Give back every line of the data below word for word, leaving out the pictures.

>> Begin Data for processing

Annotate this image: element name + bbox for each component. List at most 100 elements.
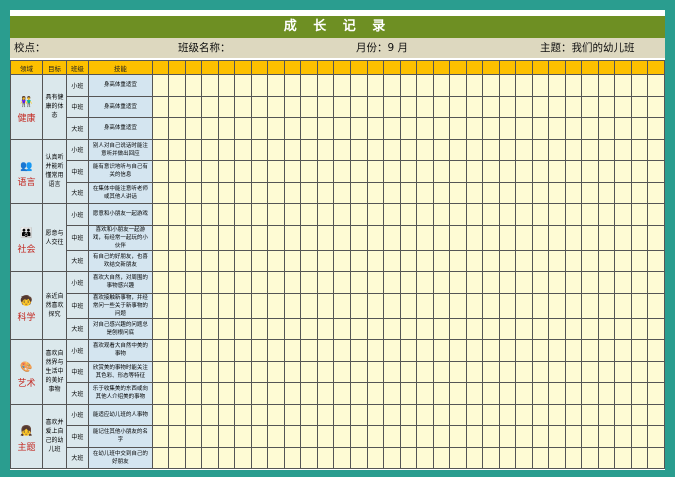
record-cell[interactable] — [151, 203, 170, 226]
record-cell[interactable] — [449, 425, 467, 448]
record-cell[interactable] — [515, 74, 533, 97]
record-cell[interactable] — [168, 249, 186, 272]
record-cell[interactable] — [449, 292, 467, 319]
record-cell[interactable] — [515, 317, 533, 340]
record-cell[interactable] — [647, 160, 665, 183]
record-cell[interactable] — [366, 425, 385, 448]
record-cell[interactable] — [201, 117, 219, 140]
record-cell[interactable] — [432, 292, 451, 319]
record-cell[interactable] — [201, 203, 219, 226]
record-cell[interactable] — [201, 339, 219, 362]
record-cell[interactable] — [316, 117, 335, 140]
record-cell[interactable] — [399, 360, 418, 383]
record-cell[interactable] — [316, 224, 335, 251]
record-cell[interactable] — [234, 425, 252, 448]
record-cell[interactable] — [564, 317, 583, 340]
record-cell[interactable] — [234, 317, 252, 340]
record-cell[interactable] — [316, 317, 335, 340]
record-cell[interactable] — [250, 425, 269, 448]
record-cell[interactable] — [531, 181, 550, 204]
record-cell[interactable] — [548, 339, 566, 362]
record-cell[interactable] — [647, 339, 665, 362]
record-cell[interactable] — [333, 425, 351, 448]
record-cell[interactable] — [432, 160, 451, 183]
record-cell[interactable] — [564, 74, 583, 97]
record-cell[interactable] — [548, 360, 566, 383]
record-cell[interactable] — [350, 382, 368, 405]
record-cell[interactable] — [647, 181, 665, 204]
record-cell[interactable] — [383, 181, 401, 204]
record-cell[interactable] — [465, 425, 484, 448]
record-cell[interactable] — [366, 74, 385, 97]
record-cell[interactable] — [531, 138, 550, 161]
record-cell[interactable] — [399, 271, 418, 294]
record-cell[interactable] — [548, 203, 566, 226]
record-cell[interactable] — [581, 425, 599, 448]
record-cell[interactable] — [614, 271, 632, 294]
record-cell[interactable] — [498, 95, 517, 118]
record-cell[interactable] — [316, 360, 335, 383]
record-cell[interactable] — [201, 138, 219, 161]
record-cell[interactable] — [250, 249, 269, 272]
record-cell[interactable] — [366, 403, 385, 426]
record-cell[interactable] — [647, 74, 665, 97]
record-cell[interactable] — [217, 95, 236, 118]
record-cell[interactable] — [267, 224, 285, 251]
record-cell[interactable] — [581, 181, 599, 204]
record-cell[interactable] — [333, 292, 351, 319]
record-cell[interactable] — [630, 271, 649, 294]
record-cell[interactable] — [151, 249, 170, 272]
record-cell[interactable] — [168, 360, 186, 383]
record-cell[interactable] — [267, 160, 285, 183]
record-cell[interactable] — [482, 138, 500, 161]
record-cell[interactable] — [432, 203, 451, 226]
record-cell[interactable] — [647, 271, 665, 294]
record-cell[interactable] — [581, 117, 599, 140]
record-cell[interactable] — [300, 317, 318, 340]
record-cell[interactable] — [416, 271, 434, 294]
record-cell[interactable] — [151, 138, 170, 161]
record-cell[interactable] — [333, 446, 351, 469]
record-cell[interactable] — [581, 339, 599, 362]
record-cell[interactable] — [333, 382, 351, 405]
record-cell[interactable] — [465, 95, 484, 118]
record-cell[interactable] — [630, 95, 649, 118]
record-cell[interactable] — [597, 117, 616, 140]
record-cell[interactable] — [201, 317, 219, 340]
record-cell[interactable] — [647, 292, 665, 319]
record-cell[interactable] — [515, 224, 533, 251]
record-cell[interactable] — [581, 317, 599, 340]
record-cell[interactable] — [283, 203, 302, 226]
record-cell[interactable] — [267, 74, 285, 97]
record-cell[interactable] — [250, 160, 269, 183]
record-cell[interactable] — [283, 95, 302, 118]
record-cell[interactable] — [548, 317, 566, 340]
record-cell[interactable] — [168, 382, 186, 405]
record-cell[interactable] — [283, 138, 302, 161]
record-cell[interactable] — [300, 160, 318, 183]
record-cell[interactable] — [168, 181, 186, 204]
record-cell[interactable] — [647, 360, 665, 383]
record-cell[interactable] — [184, 425, 203, 448]
record-cell[interactable] — [217, 403, 236, 426]
record-cell[interactable] — [383, 317, 401, 340]
record-cell[interactable] — [498, 382, 517, 405]
record-cell[interactable] — [366, 271, 385, 294]
record-cell[interactable] — [564, 117, 583, 140]
record-cell[interactable] — [465, 249, 484, 272]
record-cell[interactable] — [201, 249, 219, 272]
record-cell[interactable] — [548, 160, 566, 183]
record-cell[interactable] — [316, 74, 335, 97]
record-cell[interactable] — [250, 224, 269, 251]
record-cell[interactable] — [168, 95, 186, 118]
record-cell[interactable] — [449, 360, 467, 383]
record-cell[interactable] — [234, 117, 252, 140]
record-cell[interactable] — [432, 95, 451, 118]
record-cell[interactable] — [168, 138, 186, 161]
record-cell[interactable] — [597, 160, 616, 183]
record-cell[interactable] — [201, 160, 219, 183]
record-cell[interactable] — [515, 271, 533, 294]
record-cell[interactable] — [449, 117, 467, 140]
record-cell[interactable] — [350, 160, 368, 183]
record-cell[interactable] — [184, 203, 203, 226]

>> End Data for processing

■ **Final answer**
Annotate this image: element name + bbox for each component. List at most 100 elements.
record-cell[interactable] — [151, 203, 170, 226]
record-cell[interactable] — [449, 425, 467, 448]
record-cell[interactable] — [515, 74, 533, 97]
record-cell[interactable] — [168, 249, 186, 272]
record-cell[interactable] — [449, 292, 467, 319]
record-cell[interactable] — [515, 317, 533, 340]
record-cell[interactable] — [647, 160, 665, 183]
record-cell[interactable] — [366, 425, 385, 448]
record-cell[interactable] — [201, 117, 219, 140]
record-cell[interactable] — [432, 292, 451, 319]
record-cell[interactable] — [201, 203, 219, 226]
record-cell[interactable] — [201, 339, 219, 362]
record-cell[interactable] — [316, 117, 335, 140]
record-cell[interactable] — [399, 360, 418, 383]
record-cell[interactable] — [316, 224, 335, 251]
record-cell[interactable] — [234, 425, 252, 448]
record-cell[interactable] — [564, 317, 583, 340]
record-cell[interactable] — [234, 317, 252, 340]
record-cell[interactable] — [316, 317, 335, 340]
record-cell[interactable] — [250, 425, 269, 448]
record-cell[interactable] — [531, 181, 550, 204]
record-cell[interactable] — [548, 339, 566, 362]
record-cell[interactable] — [647, 339, 665, 362]
record-cell[interactable] — [333, 425, 351, 448]
record-cell[interactable] — [432, 160, 451, 183]
record-cell[interactable] — [564, 74, 583, 97]
record-cell[interactable] — [548, 360, 566, 383]
record-cell[interactable] — [350, 382, 368, 405]
record-cell[interactable] — [647, 181, 665, 204]
record-cell[interactable] — [383, 181, 401, 204]
record-cell[interactable] — [465, 425, 484, 448]
record-cell[interactable] — [366, 74, 385, 97]
record-cell[interactable] — [531, 138, 550, 161]
record-cell[interactable] — [399, 271, 418, 294]
record-cell[interactable] — [548, 203, 566, 226]
record-cell[interactable] — [581, 425, 599, 448]
record-cell[interactable] — [614, 271, 632, 294]
record-cell[interactable] — [498, 95, 517, 118]
record-cell[interactable] — [316, 360, 335, 383]
record-cell[interactable] — [201, 138, 219, 161]
record-cell[interactable] — [250, 249, 269, 272]
record-cell[interactable] — [366, 403, 385, 426]
record-cell[interactable] — [647, 74, 665, 97]
record-cell[interactable] — [217, 95, 236, 118]
record-cell[interactable] — [267, 224, 285, 251]
record-cell[interactable] — [581, 181, 599, 204]
record-cell[interactable] — [333, 292, 351, 319]
record-cell[interactable] — [630, 271, 649, 294]
record-cell[interactable] — [151, 249, 170, 272]
record-cell[interactable] — [168, 360, 186, 383]
record-cell[interactable] — [267, 160, 285, 183]
record-cell[interactable] — [482, 138, 500, 161]
record-cell[interactable] — [432, 203, 451, 226]
record-cell[interactable] — [647, 271, 665, 294]
record-cell[interactable] — [581, 117, 599, 140]
record-cell[interactable] — [300, 317, 318, 340]
record-cell[interactable] — [416, 271, 434, 294]
record-cell[interactable] — [151, 138, 170, 161]
record-cell[interactable] — [333, 446, 351, 469]
record-cell[interactable] — [581, 339, 599, 362]
record-cell[interactable] — [333, 382, 351, 405]
record-cell[interactable] — [465, 95, 484, 118]
record-cell[interactable] — [630, 95, 649, 118]
record-cell[interactable] — [597, 117, 616, 140]
record-cell[interactable] — [201, 317, 219, 340]
record-cell[interactable] — [647, 292, 665, 319]
record-cell[interactable] — [515, 224, 533, 251]
record-cell[interactable] — [581, 317, 599, 340]
record-cell[interactable] — [283, 203, 302, 226]
record-cell[interactable] — [267, 74, 285, 97]
record-cell[interactable] — [250, 160, 269, 183]
record-cell[interactable] — [283, 95, 302, 118]
record-cell[interactable] — [548, 317, 566, 340]
record-cell[interactable] — [168, 382, 186, 405]
record-cell[interactable] — [283, 138, 302, 161]
record-cell[interactable] — [300, 160, 318, 183]
record-cell[interactable] — [168, 181, 186, 204]
record-cell[interactable] — [647, 360, 665, 383]
record-cell[interactable] — [184, 425, 203, 448]
record-cell[interactable] — [217, 403, 236, 426]
record-cell[interactable] — [383, 317, 401, 340]
record-cell[interactable] — [498, 382, 517, 405]
record-cell[interactable] — [366, 271, 385, 294]
record-cell[interactable] — [564, 117, 583, 140]
record-cell[interactable] — [465, 249, 484, 272]
record-cell[interactable] — [201, 249, 219, 272]
record-cell[interactable] — [548, 160, 566, 183]
record-cell[interactable] — [316, 74, 335, 97]
record-cell[interactable] — [250, 224, 269, 251]
record-cell[interactable] — [168, 95, 186, 118]
record-cell[interactable] — [449, 360, 467, 383]
record-cell[interactable] — [234, 117, 252, 140]
record-cell[interactable] — [432, 95, 451, 118]
record-cell[interactable] — [168, 138, 186, 161]
record-cell[interactable] — [597, 160, 616, 183]
record-cell[interactable] — [201, 160, 219, 183]
record-cell[interactable] — [515, 271, 533, 294]
record-cell[interactable] — [449, 117, 467, 140]
record-cell[interactable] — [350, 160, 368, 183]
record-cell[interactable] — [184, 203, 203, 226]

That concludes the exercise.